STATED EXERCISE>
Copy each line holding the string "Bank".

DATA SHOWN>
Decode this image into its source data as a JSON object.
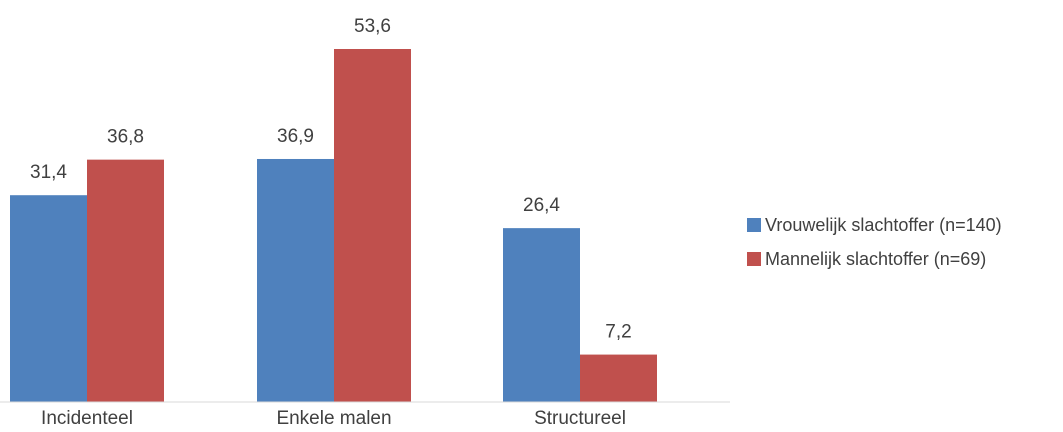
{
  "chart_data": {
    "type": "bar",
    "categories": [
      "Incidenteel",
      "Enkele malen",
      "Structureel"
    ],
    "series": [
      {
        "name": "Vrouwelijk slachtoffer (n=140)",
        "values": [
          31.4,
          36.9,
          26.4
        ],
        "labels": [
          "31,4",
          "36,9",
          "26,4"
        ],
        "color": "#4F81BD"
      },
      {
        "name": "Mannelijk slachtoffer (n=69)",
        "values": [
          36.8,
          53.6,
          7.2
        ],
        "labels": [
          "36,8",
          "53,6",
          "7,2"
        ],
        "color": "#C0504D"
      }
    ],
    "title": "",
    "xlabel": "",
    "ylabel": "",
    "ylim": [
      0,
      60
    ],
    "grid": false,
    "legend_position": "right"
  }
}
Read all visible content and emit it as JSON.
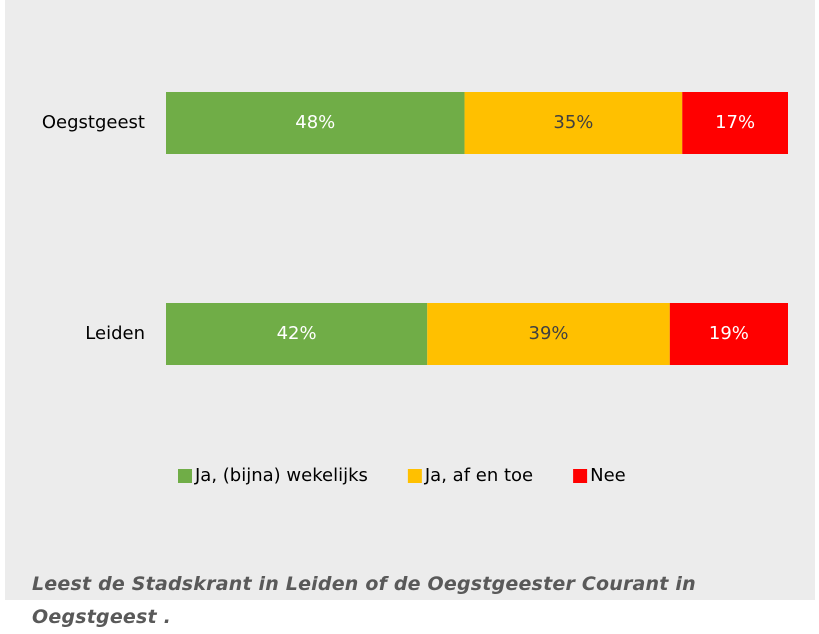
{
  "chart_data": {
    "type": "stacked_bar_horizontal",
    "caption": "Leest de Stadskrant in Leiden of de Oegstgeester Courant in Oegstgeest .",
    "categories": [
      "Oegstgeest",
      "Leiden"
    ],
    "series": [
      {
        "name": "Ja, (bijna) wekelijks",
        "color": "#70ad47",
        "values": [
          48,
          42
        ],
        "value_labels": [
          "48%",
          "42%"
        ]
      },
      {
        "name": "Ja, af en toe",
        "color": "#ffc000",
        "values": [
          35,
          39
        ],
        "value_labels": [
          "35%",
          "39%"
        ]
      },
      {
        "name": "Nee",
        "color": "#ff0000",
        "values": [
          17,
          19
        ],
        "value_labels": [
          "17%",
          "19%"
        ]
      }
    ],
    "xlim": [
      0,
      100
    ],
    "legend": "bottom"
  }
}
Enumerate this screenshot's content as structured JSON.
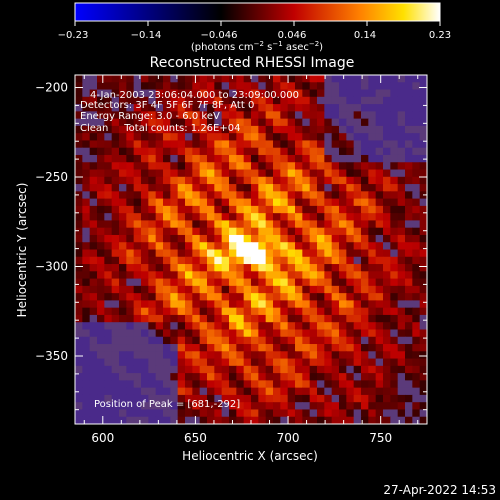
{
  "colorbar": {
    "tick_labels": [
      "−0.23",
      "−0.14",
      "−0.046",
      "0.046",
      "0.14",
      "0.23"
    ],
    "unit_label": "(photons cm",
    "unit_sup1": "−2",
    "unit_mid1": " s",
    "unit_sup2": "−1",
    "unit_mid2": " asec",
    "unit_sup3": "−2",
    "unit_end": ")",
    "colors": [
      "#0000ff",
      "#000000",
      "#ff0000",
      "#ffffff"
    ]
  },
  "chart_data": {
    "type": "heatmap",
    "title": "Reconstructed RHESSI Image",
    "xlabel": "Heliocentric X (arcsec)",
    "ylabel": "Heliocentric Y (arcsec)",
    "xlim": [
      585,
      775
    ],
    "ylim": [
      -388,
      -193
    ],
    "x_ticks": [
      600,
      650,
      700,
      750
    ],
    "y_ticks": [
      -200,
      -250,
      -300,
      -350
    ],
    "x_tick_labels": [
      "600",
      "650",
      "700",
      "750"
    ],
    "y_tick_labels": [
      "−200",
      "−250",
      "−300",
      "−350"
    ],
    "value_range": [
      -0.23,
      0.23
    ],
    "grid_size": [
      48,
      48
    ],
    "peak": {
      "x": 681,
      "y": -292,
      "value": 0.23
    },
    "annotations": [
      "4-Jan-2003 23:06:04.000 to 23:09:00.000",
      "Detectors: 3F 4F 5F 6F 7F 8F, Att 0",
      "Energy Range: 3.0 - 6.0 keV",
      "Clean     Total counts: 1.26E+04"
    ],
    "peak_label": "Position of Peak = [681,-292]"
  },
  "footer": {
    "timestamp": "27-Apr-2022 14:53"
  }
}
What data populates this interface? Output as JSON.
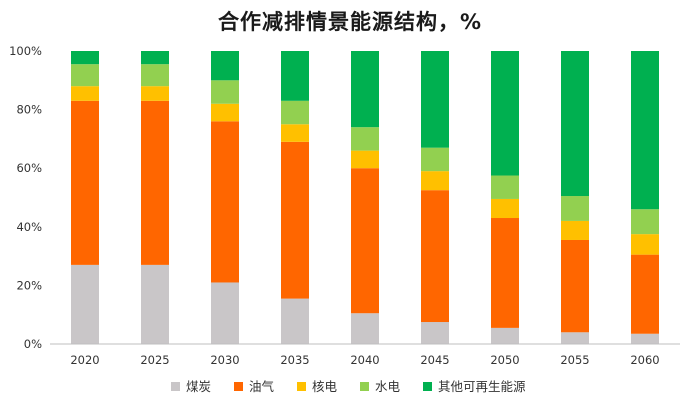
{
  "chart_data": {
    "type": "bar",
    "stacked": true,
    "title": "合作减排情景能源结构，%",
    "xlabel": "",
    "ylabel": "",
    "ylim": [
      0,
      100
    ],
    "yticks": [
      "0%",
      "20%",
      "40%",
      "60%",
      "80%",
      "100%"
    ],
    "categories": [
      "2020",
      "2025",
      "2030",
      "2035",
      "2040",
      "2045",
      "2050",
      "2055",
      "2060"
    ],
    "legend_position": "bottom",
    "grid": false,
    "series": [
      {
        "name": "煤炭",
        "color": "#c9c6c8",
        "values": [
          27,
          27,
          21,
          15.5,
          10.5,
          7.5,
          5.5,
          4,
          3.5
        ]
      },
      {
        "name": "油气",
        "color": "#ff6600",
        "values": [
          56,
          56,
          55,
          53.5,
          49.5,
          45,
          37.5,
          31.5,
          27
        ]
      },
      {
        "name": "核电",
        "color": "#ffc000",
        "values": [
          5,
          5,
          6,
          6,
          6,
          6.5,
          6.5,
          6.5,
          7
        ]
      },
      {
        "name": "水电",
        "color": "#92d050",
        "values": [
          7.5,
          7.5,
          8,
          8,
          8,
          8,
          8,
          8.5,
          8.5
        ]
      },
      {
        "name": "其他可再生能源",
        "color": "#00b050",
        "values": [
          4.5,
          4.5,
          10,
          17,
          26,
          33,
          42.5,
          49.5,
          54
        ]
      }
    ]
  }
}
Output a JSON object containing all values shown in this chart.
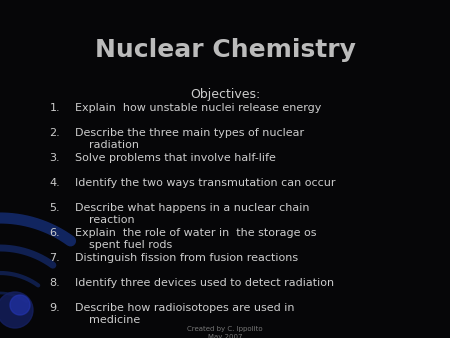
{
  "title": "Nuclear Chemistry",
  "objectives_header": "Objectives:",
  "objectives": [
    "Explain  how unstable nuclei release energy",
    "Describe the three main types of nuclear\n    radiation",
    "Solve problems that involve half-life",
    "Identify the two ways transmutation can occur",
    "Describe what happens in a nuclear chain\n    reaction",
    "Explain  the role of water in  the storage os\n    spent fuel rods",
    "Distinguish fission from fusion reactions",
    "Identify three devices used to detect radiation",
    "Describe how radioisotopes are used in\n    medicine"
  ],
  "footer": "Created by C. Ippolito\nMay 2007",
  "bg_color": "#060608",
  "text_color": "#cccccc",
  "title_color": "#bbbbbb",
  "title_fontsize": 18,
  "header_fontsize": 9,
  "body_fontsize": 8,
  "footer_fontsize": 5
}
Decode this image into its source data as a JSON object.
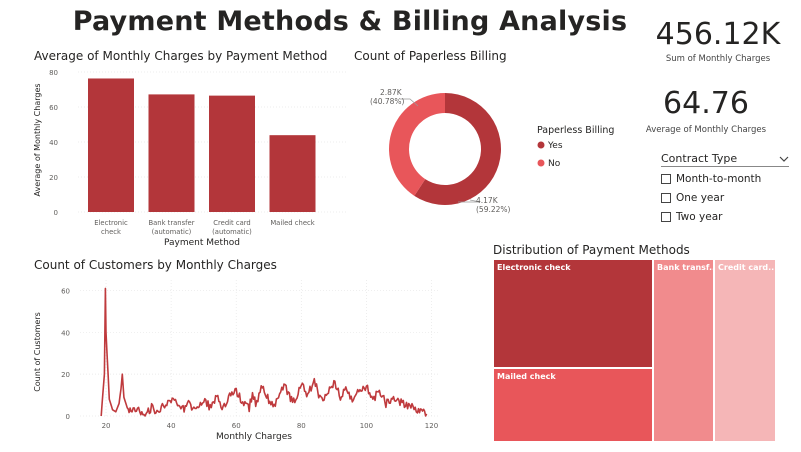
{
  "title": "Payment Methods & Billing Analysis",
  "kpis": {
    "sum_monthly": {
      "value": "456.12K",
      "label": "Sum of Monthly Charges"
    },
    "avg_monthly": {
      "value": "64.76",
      "label": "Average of Monthly Charges"
    }
  },
  "slicer": {
    "title": "Contract Type",
    "options": [
      "Month-to-month",
      "One year",
      "Two year"
    ]
  },
  "bar_chart": {
    "title": "Average of Monthly Charges by Payment Method",
    "ylabel": "Average of Monthly Charges",
    "xlabel": "Payment Method",
    "yticks": [
      "80",
      "60",
      "40",
      "20",
      "0"
    ],
    "cat_lines": [
      [
        "Electronic",
        "check"
      ],
      [
        "Bank transfer",
        "(automatic)"
      ],
      [
        "Credit card",
        "(automatic)"
      ],
      [
        "Mailed check",
        ""
      ]
    ]
  },
  "donut": {
    "title": "Count of Paperless Billing",
    "legend_title": "Paperless Billing",
    "legend": [
      "Yes",
      "No"
    ],
    "labels": {
      "no_value": "2.87K",
      "no_pct": "(40.78%)",
      "yes_value": "4.17K",
      "yes_pct": "(59.22%)"
    }
  },
  "line_chart": {
    "title": "Count of Customers by Monthly Charges",
    "ylabel": "Count of Customers",
    "xlabel": "Monthly Charges",
    "yticks": [
      "60",
      "40",
      "20",
      "0"
    ],
    "xticks": [
      "20",
      "40",
      "60",
      "80",
      "100",
      "120"
    ]
  },
  "treemap": {
    "title": "Distribution of Payment Methods",
    "labels": [
      "Electronic check",
      "Mailed check",
      "Bank transf...",
      "Credit card..."
    ]
  },
  "colors": {
    "dark_red": "#b3363a",
    "red": "#e8565a",
    "pink": "#f18b8d",
    "light_pink": "#f5b6b7",
    "line": "#bf3a3d"
  },
  "chart_data": [
    {
      "type": "bar",
      "title": "Average of Monthly Charges by Payment Method",
      "categories": [
        "Electronic check",
        "Bank transfer (automatic)",
        "Credit card (automatic)",
        "Mailed check"
      ],
      "values": [
        76.3,
        67.2,
        66.5,
        43.9
      ],
      "xlabel": "Payment Method",
      "ylabel": "Average of Monthly Charges",
      "ylim": [
        0,
        80
      ]
    },
    {
      "type": "pie",
      "title": "Count of Paperless Billing",
      "categories": [
        "Yes",
        "No"
      ],
      "values": [
        4170,
        2870
      ],
      "percentages": [
        59.22,
        40.78
      ]
    },
    {
      "type": "line",
      "title": "Count of Customers by Monthly Charges",
      "xlabel": "Monthly Charges",
      "ylabel": "Count of Customers",
      "xlim": [
        12,
        122
      ],
      "ylim": [
        0,
        65
      ],
      "x": [
        18.5,
        19.5,
        19.8,
        20.0,
        20.3,
        21,
        22,
        23,
        24,
        24.6,
        25.0,
        25.5,
        26.5,
        28,
        30,
        32,
        34,
        36,
        38,
        40,
        42,
        44,
        45,
        46,
        48,
        50,
        52,
        54,
        55,
        56,
        58,
        60,
        62,
        64,
        65,
        66,
        68,
        70,
        72,
        74,
        75,
        76,
        78,
        80,
        82,
        84,
        85,
        86,
        88,
        90,
        92,
        94,
        95,
        96,
        98,
        100,
        102,
        104,
        105,
        106,
        108,
        110,
        112,
        114,
        116,
        118.5
      ],
      "y": [
        0,
        20,
        61,
        40,
        30,
        8,
        3,
        2,
        6,
        13,
        20,
        9,
        4,
        2,
        3,
        1,
        4,
        2,
        5,
        7,
        6,
        3,
        8,
        5,
        3,
        8,
        4,
        10,
        6,
        3,
        9,
        12,
        6,
        4,
        11,
        6,
        14,
        8,
        5,
        12,
        16,
        10,
        6,
        15,
        10,
        17,
        12,
        8,
        11,
        16,
        9,
        14,
        10,
        7,
        13,
        14,
        8,
        12,
        10,
        6,
        9,
        7,
        5,
        4,
        3,
        1
      ]
    },
    {
      "type": "treemap",
      "title": "Distribution of Payment Methods",
      "categories": [
        "Electronic check",
        "Mailed check",
        "Bank transfer (automatic)",
        "Credit card (automatic)"
      ],
      "values": [
        2365,
        1612,
        1544,
        1522
      ]
    }
  ]
}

RESULT FOR THIS TASK>
        "Bank transfer",
      "Bank transf...",
        "Bank transfer (automatic)",
        "Bank transfer (automatic)",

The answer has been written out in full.